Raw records
##########

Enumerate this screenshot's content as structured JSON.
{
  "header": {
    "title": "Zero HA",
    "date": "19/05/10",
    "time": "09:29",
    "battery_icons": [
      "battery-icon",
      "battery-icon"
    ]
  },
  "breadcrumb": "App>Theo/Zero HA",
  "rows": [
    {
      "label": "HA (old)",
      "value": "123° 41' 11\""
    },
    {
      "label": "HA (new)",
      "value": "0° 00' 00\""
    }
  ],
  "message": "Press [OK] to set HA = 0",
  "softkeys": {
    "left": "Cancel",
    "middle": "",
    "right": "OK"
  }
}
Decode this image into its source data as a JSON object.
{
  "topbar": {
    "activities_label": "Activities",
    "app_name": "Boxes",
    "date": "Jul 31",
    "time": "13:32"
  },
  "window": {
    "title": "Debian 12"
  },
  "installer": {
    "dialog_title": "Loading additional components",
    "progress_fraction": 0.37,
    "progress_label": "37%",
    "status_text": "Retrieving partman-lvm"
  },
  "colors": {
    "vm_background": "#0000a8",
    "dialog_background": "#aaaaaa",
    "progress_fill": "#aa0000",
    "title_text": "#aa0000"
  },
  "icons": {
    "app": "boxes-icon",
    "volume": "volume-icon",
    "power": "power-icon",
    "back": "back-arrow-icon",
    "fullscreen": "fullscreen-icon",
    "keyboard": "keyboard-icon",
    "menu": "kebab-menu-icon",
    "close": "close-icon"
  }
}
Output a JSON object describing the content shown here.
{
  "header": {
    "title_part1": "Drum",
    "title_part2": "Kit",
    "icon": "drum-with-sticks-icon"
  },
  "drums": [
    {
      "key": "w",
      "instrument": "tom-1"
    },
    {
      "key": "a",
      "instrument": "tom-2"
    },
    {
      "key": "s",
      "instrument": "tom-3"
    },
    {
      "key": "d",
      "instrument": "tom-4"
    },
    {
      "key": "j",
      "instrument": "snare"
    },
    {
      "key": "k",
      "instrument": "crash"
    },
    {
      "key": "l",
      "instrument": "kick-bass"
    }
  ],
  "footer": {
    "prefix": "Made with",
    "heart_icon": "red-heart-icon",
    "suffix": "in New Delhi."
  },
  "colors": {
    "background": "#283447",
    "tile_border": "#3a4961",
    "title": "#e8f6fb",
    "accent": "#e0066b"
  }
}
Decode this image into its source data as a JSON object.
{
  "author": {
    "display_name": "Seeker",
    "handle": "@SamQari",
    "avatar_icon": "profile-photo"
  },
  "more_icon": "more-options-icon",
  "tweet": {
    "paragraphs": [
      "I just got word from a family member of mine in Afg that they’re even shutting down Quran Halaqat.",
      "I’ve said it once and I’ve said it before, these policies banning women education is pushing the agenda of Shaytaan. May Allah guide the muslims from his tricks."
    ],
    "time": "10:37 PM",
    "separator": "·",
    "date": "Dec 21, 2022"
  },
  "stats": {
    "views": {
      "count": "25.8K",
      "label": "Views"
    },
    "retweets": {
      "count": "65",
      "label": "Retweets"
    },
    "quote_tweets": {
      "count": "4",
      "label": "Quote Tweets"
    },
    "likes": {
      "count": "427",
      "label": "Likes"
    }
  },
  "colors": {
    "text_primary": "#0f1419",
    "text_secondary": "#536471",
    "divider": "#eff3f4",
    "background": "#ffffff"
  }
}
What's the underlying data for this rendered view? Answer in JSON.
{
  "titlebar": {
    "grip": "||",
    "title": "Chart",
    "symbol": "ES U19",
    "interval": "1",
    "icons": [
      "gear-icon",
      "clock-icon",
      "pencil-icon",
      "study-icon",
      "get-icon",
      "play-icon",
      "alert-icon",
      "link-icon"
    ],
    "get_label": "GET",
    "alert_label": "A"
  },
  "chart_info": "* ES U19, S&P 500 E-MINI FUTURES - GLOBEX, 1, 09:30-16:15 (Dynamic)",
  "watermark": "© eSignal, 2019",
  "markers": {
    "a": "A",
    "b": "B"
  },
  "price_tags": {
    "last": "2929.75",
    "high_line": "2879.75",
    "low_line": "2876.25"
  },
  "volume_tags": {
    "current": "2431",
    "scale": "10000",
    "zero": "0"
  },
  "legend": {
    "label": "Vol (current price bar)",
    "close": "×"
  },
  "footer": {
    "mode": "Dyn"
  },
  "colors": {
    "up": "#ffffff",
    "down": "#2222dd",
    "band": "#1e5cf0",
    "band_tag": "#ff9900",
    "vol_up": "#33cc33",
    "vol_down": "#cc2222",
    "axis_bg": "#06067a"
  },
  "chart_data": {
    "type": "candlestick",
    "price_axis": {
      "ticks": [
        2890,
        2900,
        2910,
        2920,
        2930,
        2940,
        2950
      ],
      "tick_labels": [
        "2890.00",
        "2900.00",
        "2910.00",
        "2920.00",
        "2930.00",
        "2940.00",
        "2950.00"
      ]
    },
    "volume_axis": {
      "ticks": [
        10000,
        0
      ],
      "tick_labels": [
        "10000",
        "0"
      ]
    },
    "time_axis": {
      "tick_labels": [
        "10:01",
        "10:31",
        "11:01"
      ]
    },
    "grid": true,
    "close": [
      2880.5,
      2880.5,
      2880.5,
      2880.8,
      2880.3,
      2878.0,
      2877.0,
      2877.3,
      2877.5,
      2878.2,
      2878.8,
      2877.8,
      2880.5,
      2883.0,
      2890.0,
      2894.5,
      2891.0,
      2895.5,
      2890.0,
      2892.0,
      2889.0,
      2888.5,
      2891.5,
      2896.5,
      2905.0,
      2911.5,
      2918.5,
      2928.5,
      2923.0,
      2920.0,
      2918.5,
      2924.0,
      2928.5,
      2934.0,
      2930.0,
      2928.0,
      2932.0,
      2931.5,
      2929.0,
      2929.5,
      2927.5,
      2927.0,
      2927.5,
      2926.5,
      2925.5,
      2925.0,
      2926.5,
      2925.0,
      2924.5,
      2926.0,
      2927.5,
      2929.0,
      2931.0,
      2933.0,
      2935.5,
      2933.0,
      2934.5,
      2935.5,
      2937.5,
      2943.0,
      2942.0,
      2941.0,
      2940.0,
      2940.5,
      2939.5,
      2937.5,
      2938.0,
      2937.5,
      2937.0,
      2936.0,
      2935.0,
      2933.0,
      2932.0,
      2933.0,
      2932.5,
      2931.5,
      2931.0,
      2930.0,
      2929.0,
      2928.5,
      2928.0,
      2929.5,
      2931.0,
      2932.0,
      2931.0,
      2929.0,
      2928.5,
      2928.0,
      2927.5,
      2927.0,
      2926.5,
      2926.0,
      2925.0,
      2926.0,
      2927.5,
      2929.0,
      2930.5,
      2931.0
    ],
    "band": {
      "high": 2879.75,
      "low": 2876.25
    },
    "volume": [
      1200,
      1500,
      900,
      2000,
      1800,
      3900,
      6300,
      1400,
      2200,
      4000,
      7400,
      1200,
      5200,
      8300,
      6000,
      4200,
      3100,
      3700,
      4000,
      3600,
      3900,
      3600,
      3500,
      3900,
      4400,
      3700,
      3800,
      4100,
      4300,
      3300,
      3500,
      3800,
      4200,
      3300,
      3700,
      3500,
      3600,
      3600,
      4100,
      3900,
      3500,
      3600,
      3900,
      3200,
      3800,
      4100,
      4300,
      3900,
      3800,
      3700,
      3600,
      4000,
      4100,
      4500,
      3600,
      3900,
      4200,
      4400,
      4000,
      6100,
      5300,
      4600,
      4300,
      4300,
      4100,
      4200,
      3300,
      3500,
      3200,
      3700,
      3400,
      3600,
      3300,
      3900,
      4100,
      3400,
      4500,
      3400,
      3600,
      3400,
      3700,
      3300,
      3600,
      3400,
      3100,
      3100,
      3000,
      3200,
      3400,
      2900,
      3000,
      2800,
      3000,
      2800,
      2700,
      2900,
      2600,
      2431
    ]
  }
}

##########

Find the word "date" in the entries, and copy every line it shows up in.

» Exercise response:
    "date": "19/05/10",
    "date": "Jul 31",
    "date": "Dec 21, 2022"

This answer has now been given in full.